[TASK DESCRIPTION] Go through the material and pull out every line with the string "GEMS" in it.

╭─ TASK DATA

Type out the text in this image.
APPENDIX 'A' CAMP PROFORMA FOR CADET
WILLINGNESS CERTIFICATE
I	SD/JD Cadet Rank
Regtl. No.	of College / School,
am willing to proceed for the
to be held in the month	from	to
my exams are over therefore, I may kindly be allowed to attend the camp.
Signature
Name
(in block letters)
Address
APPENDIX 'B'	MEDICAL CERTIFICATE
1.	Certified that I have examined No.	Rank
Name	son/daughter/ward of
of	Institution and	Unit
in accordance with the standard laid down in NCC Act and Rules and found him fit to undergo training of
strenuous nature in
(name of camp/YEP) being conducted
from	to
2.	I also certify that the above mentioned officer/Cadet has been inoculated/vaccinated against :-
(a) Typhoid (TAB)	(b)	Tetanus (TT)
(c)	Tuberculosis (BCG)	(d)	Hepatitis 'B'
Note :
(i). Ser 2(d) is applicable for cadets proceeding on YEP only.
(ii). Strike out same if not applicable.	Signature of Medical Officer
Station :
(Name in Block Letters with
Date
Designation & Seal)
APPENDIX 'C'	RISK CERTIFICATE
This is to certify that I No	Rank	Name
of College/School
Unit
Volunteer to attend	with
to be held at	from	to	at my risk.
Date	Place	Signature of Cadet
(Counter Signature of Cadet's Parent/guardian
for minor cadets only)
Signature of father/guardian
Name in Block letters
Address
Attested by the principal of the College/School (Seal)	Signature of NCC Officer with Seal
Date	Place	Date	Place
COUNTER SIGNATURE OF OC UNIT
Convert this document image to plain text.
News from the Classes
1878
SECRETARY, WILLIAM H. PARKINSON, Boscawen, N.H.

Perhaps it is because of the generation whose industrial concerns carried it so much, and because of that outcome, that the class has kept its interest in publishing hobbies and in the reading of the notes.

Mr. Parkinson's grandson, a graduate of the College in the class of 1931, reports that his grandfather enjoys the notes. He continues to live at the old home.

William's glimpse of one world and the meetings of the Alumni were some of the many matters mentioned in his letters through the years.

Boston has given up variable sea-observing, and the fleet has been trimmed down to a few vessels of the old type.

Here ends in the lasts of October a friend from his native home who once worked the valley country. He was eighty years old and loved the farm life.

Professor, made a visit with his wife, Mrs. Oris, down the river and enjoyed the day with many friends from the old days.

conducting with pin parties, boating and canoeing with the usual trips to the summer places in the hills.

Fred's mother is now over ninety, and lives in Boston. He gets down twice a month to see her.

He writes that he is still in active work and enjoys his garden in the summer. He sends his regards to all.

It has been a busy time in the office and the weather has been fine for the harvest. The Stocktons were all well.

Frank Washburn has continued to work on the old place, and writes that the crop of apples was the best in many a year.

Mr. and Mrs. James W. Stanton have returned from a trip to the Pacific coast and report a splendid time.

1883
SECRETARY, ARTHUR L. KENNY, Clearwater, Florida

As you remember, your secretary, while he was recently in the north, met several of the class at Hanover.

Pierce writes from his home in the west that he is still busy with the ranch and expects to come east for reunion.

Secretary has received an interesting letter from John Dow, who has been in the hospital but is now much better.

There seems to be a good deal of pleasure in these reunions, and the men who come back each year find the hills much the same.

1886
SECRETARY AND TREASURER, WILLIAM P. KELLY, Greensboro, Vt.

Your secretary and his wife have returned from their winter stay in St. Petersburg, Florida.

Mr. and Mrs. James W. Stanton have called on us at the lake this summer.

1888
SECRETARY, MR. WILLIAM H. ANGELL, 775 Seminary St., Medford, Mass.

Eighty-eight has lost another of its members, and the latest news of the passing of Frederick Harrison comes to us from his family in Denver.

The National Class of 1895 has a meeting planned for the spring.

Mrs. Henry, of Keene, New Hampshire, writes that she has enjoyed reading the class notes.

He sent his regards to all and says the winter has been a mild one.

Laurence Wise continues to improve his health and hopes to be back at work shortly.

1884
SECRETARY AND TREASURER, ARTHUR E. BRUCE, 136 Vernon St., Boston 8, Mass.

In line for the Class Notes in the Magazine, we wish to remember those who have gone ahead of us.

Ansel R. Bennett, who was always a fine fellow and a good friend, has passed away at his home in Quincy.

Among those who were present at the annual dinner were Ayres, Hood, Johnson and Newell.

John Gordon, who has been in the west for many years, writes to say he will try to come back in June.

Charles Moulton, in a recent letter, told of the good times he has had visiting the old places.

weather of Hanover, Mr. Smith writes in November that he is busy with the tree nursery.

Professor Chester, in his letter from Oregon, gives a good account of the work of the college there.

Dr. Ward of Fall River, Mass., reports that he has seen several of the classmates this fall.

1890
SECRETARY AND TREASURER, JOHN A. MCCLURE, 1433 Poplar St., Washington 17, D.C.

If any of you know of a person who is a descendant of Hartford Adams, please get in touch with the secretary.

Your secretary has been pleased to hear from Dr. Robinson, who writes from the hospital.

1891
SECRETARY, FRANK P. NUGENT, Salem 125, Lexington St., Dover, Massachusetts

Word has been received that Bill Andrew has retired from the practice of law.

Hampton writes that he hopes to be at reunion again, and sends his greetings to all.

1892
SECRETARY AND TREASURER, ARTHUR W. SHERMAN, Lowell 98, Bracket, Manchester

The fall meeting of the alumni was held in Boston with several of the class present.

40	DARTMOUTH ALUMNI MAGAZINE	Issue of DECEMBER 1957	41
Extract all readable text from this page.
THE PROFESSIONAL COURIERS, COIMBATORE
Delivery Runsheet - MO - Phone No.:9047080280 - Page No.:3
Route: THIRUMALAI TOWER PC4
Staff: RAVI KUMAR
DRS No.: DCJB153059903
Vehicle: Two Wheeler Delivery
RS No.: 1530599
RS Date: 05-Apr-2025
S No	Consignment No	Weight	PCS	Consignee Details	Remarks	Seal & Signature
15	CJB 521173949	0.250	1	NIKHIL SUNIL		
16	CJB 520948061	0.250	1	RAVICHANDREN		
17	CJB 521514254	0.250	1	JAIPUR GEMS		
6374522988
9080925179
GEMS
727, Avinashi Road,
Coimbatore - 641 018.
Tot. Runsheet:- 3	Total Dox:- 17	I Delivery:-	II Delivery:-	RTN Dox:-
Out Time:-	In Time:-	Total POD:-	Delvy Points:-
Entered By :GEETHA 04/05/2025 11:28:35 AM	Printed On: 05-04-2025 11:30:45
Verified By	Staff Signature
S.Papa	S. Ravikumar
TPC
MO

╰─

[FINISHED ANSWER]
17	CJB 521514254	0.250	1	JAIPUR GEMS		
GEMS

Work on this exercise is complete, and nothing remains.